◆ **Objectives**
• A. In the sermon passage, copy the section from "Stand in a boat" up to and including "by Jesus' command.", swapping "boat" for "skiff".
• B. According to the sermon's heading, on what date was it delivered?
• C. Take the sermon on risking the depths onward from its final sentence, keeping to its style and voice.

◆ **Text provided**
□ □ □
St. James Episcopal Church
Monkton, Maryland

Sermon for 5th Sunday after Epiphany
Risking the Depths, Leaving the Known
Charlie Barton
Saint James, Monkton
February 4th, 2001
5th Sunday after the Epiphany
Judg.. 6:11-24a; I Corinthians 15:1-11; Luke 5: 1-11
 
Stand in a boat on the lake and look back. There is the shore with the crowds who have pressed in so close that Jesus has had to get into a boat and float in the shallows. Behind the crowd is the path that leads back to Capernaum. Walk back on that path and you'll get to Simon's house. That house is where Jesus healed Simon's mother-in-law. Take the lane farther into town and you'll find the synagogue where Jesus taught last week. The people were amazed because he taught the word of God with authority. They could see that he knew what he was talking about. One man, possessed by a demon, was set free simply by Jesus' command.

Crowds had gathered to be healed and they would have held Jesus there in Capernaum forever if he had not pulled away and pressed onward to the lake. "I must tell the Good News of the Kingdom of God to other towns too," he told them,"for that is what I was sent to do."

In each town through which Jesus had passed, people came to hear him; came to be healed. They came to see what all the fuss was about. And then they went out crisscrossing the countryside like the ropes in a net, until all of Galilee was caught up in wondering, "who is this man?".
□ □ □
◆ **Recorded data**
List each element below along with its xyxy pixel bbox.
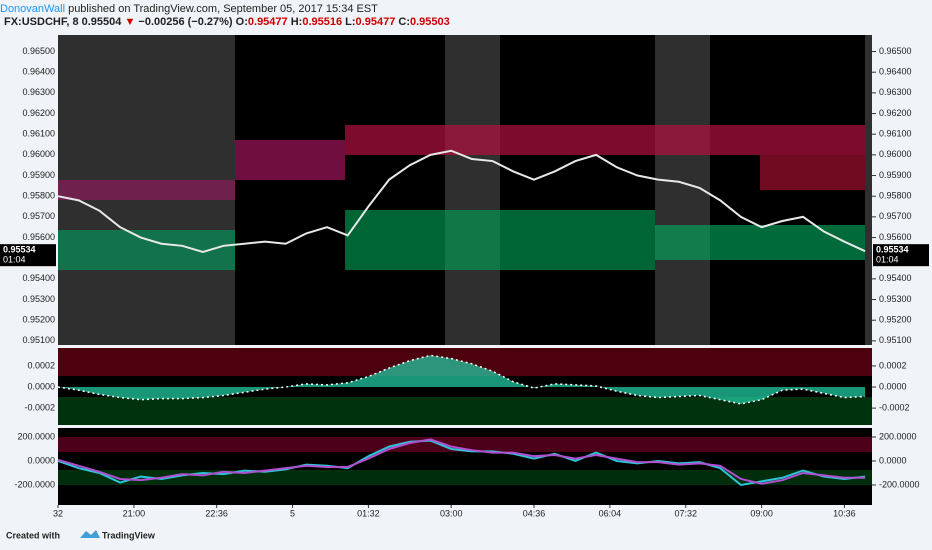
y-tick-label-left: 0.96400 (22, 67, 55, 77)
y-tick-label-left: 0.0000 (27, 455, 55, 465)
y-tick-label: 0.95900 (879, 170, 912, 180)
x-tick-label: 01:32 (357, 508, 380, 518)
countdown: 01:04 (876, 255, 899, 265)
x-tick-label: 22:36 (205, 508, 228, 518)
last: 0.95504 (82, 16, 123, 28)
countdown: 01:04 (3, 255, 26, 265)
y-tick-label: 200.0000 (879, 431, 917, 441)
y-tick-label: 0.96200 (879, 108, 912, 118)
x-tick-label: 06:04 (599, 508, 622, 518)
y-tick-label-left: 0.0002 (27, 360, 55, 370)
y-tick-label: 0.95600 (879, 232, 912, 242)
x-tick-label: 07:32 (674, 508, 697, 518)
y-tick-label: 0.95100 (879, 335, 912, 345)
o: 0.95477 (248, 16, 288, 28)
x-tick-label: 32 (53, 508, 63, 518)
y-tick-label-left: 0.95800 (22, 191, 55, 201)
y-tick-label-left: 0.95400 (22, 273, 55, 283)
y-tick-label-left: -0.0002 (24, 402, 55, 412)
footer-brand[interactable]: TradingView (102, 530, 156, 540)
y-tick-label: 0.95200 (879, 315, 912, 325)
y-tick-label-left: 0.96500 (22, 46, 55, 56)
y-tick-label: 0.95300 (879, 294, 912, 304)
y-tick-label: 0.96500 (879, 46, 912, 56)
ohlc-line: FX:USDCHF, 8 0.95504 ▼ −0.00256 (−0.27%)… (4, 16, 450, 28)
h-label: H: (291, 16, 303, 28)
y-tick-label: 0.95700 (879, 211, 912, 221)
oscillator-area (58, 355, 866, 404)
y-tick-label: 0.0002 (879, 360, 907, 370)
symbol: FX:USDCHF, 8 (4, 16, 79, 28)
y-tick-label-left: 0.95700 (22, 211, 55, 221)
y-tick-label-left: 0.95200 (22, 315, 55, 325)
y-tick-label-left: 0.95600 (22, 232, 55, 242)
y-tick-label-left: 0.95100 (22, 335, 55, 345)
series-line (57, 438, 866, 485)
header-line: DonovanWall published on TradingView.com… (0, 3, 378, 15)
price-tag-label: 0.95534 (876, 245, 909, 255)
footer-created: Created with (6, 530, 60, 540)
y-tick-label-left: 0.96200 (22, 108, 55, 118)
c-label: C: (398, 16, 410, 28)
c: 0.95503 (410, 16, 450, 28)
price-tag (0, 244, 56, 267)
y-tick-label-left: 0.0000 (27, 381, 55, 391)
y-tick-label-left: 200.0000 (17, 431, 55, 441)
x-tick-label: 5 (290, 508, 295, 518)
author[interactable]: DonovanWall (0, 3, 65, 15)
y-tick-label: -200.0000 (879, 479, 920, 489)
y-tick-label-left: 0.95300 (22, 294, 55, 304)
y-tick-label: 0.0000 (879, 381, 907, 391)
arrow: ▼ (124, 16, 135, 28)
panel-divider (58, 425, 872, 428)
y-tick-label: 0.96400 (879, 67, 912, 77)
series-line (57, 149, 866, 254)
bands (58, 125, 872, 485)
y-tick-label: 0.96100 (879, 129, 912, 139)
y-tick-label-left: 0.96000 (22, 149, 55, 159)
published: published on TradingView.com, September … (65, 3, 378, 15)
y-tick-label-left: 0.96100 (22, 129, 55, 139)
y-tick-label: 0.96300 (879, 87, 912, 97)
x-tick-label: 04:36 (523, 508, 546, 518)
y-tick-label-left: -200.0000 (14, 479, 55, 489)
y-tick-label-left: 0.96300 (22, 87, 55, 97)
o-label: O: (236, 16, 248, 28)
price-tag (873, 244, 929, 267)
change: −0.00256 (−0.27%) (138, 16, 233, 28)
y-tick-label: 0.95400 (879, 273, 912, 283)
y-tick-label: 0.95800 (879, 191, 912, 201)
y-tick-label: 0.0000 (879, 455, 907, 465)
price-tag-label: 0.95534 (3, 245, 36, 255)
y-tick-label: -0.0002 (879, 402, 910, 412)
oscillator-line (57, 354, 866, 405)
l-label: L: (345, 16, 355, 28)
h: 0.95516 (302, 16, 342, 28)
x-tick-label: 03:00 (440, 508, 463, 518)
x-tick-label: 10:36 (833, 508, 856, 518)
y-tick-label-left: 0.95900 (22, 170, 55, 180)
logo (80, 530, 100, 538)
x-tick-label: 21:00 (123, 508, 146, 518)
x-tick-label: 09:00 (750, 508, 773, 518)
y-tick-label: 0.96000 (879, 149, 912, 159)
panel-divider (58, 345, 872, 348)
l: 0.95477 (356, 16, 396, 28)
□ □ □
◆ **Expected results**
• A.
Stand in a skiff on the lake and look back. There is the shore with the crowds who have pressed in so close that Jesus has had to get into a skiff and float in the shallows. Behind the crowd is the path that leads back to Capernaum. Walk back on that path and you'll get to Simon's house. That house is where Jesus healed Simon's mother-in-law. Take the lane farther into town and you'll find the synagogue where Jesus taught last week. The people were amazed because he taught the word of God with authority. They could see that he knew what he was talking about. One man, possessed by a demon, was set free simply by Jesus' command.

• B. February 4th, 2001

• C.
"Isn't this Joseph's son," they had asked in Nazareth. First they had been amazed, and then outraged when he taught in the synagogue there. Jesus spoke of fulfilling Isaiah's prophecy. Jesus may have spoken eloquently but he was only the son of a carpenter. Wasn't he?

Now this carpenter was sitting in Simon's wooden boat, his feet on a net still damp from last night's fruitless fishing. The two men rocked in the ripples at the edge of the lake. A moment of silence washed through the shallows. Then Jesus turned to the fisherman and spoke. "Put out into deep water and let down your nets for a catch."

Why should a fisherman listen to a carpenter's son? Simon made his living on this lake. Why should he listen to Jesus? Because there is something about this man that draws you in, drives you to considering new ideas and causes you to reach for the vision he proclaims.

Jesus said and did the most amazing things. Simon had seen it in his own household. Simon's mother-in-law was burning with fever one moment and well the next. We don't know how many other townspeople in Capernaum were healed by this carpenter's son, but they were still pressing in when Jesus passed out of town. Jesus chased out demons and spoke the word of God with authority. Simon had seen it with his own eyes, heard it with his own ears. If spirits listened to Jesus maybe fish would too, maybe even fishermen.

So they pushed out of the shallows where you can reach the bottom with your feet. They rowed out where the bottom disappears and anything can happen, and they threw the empty nets into the water. Wasn't this the same water. Weren't these the same fishermen?
Wasn't this the same net that hadn't caught anything all last night?

The difference was the word that sent them.
The difference was the living word that went with them.
In those depths anything can happen; even so much fish that it will tear your nets and fill all your boats to the gunwales.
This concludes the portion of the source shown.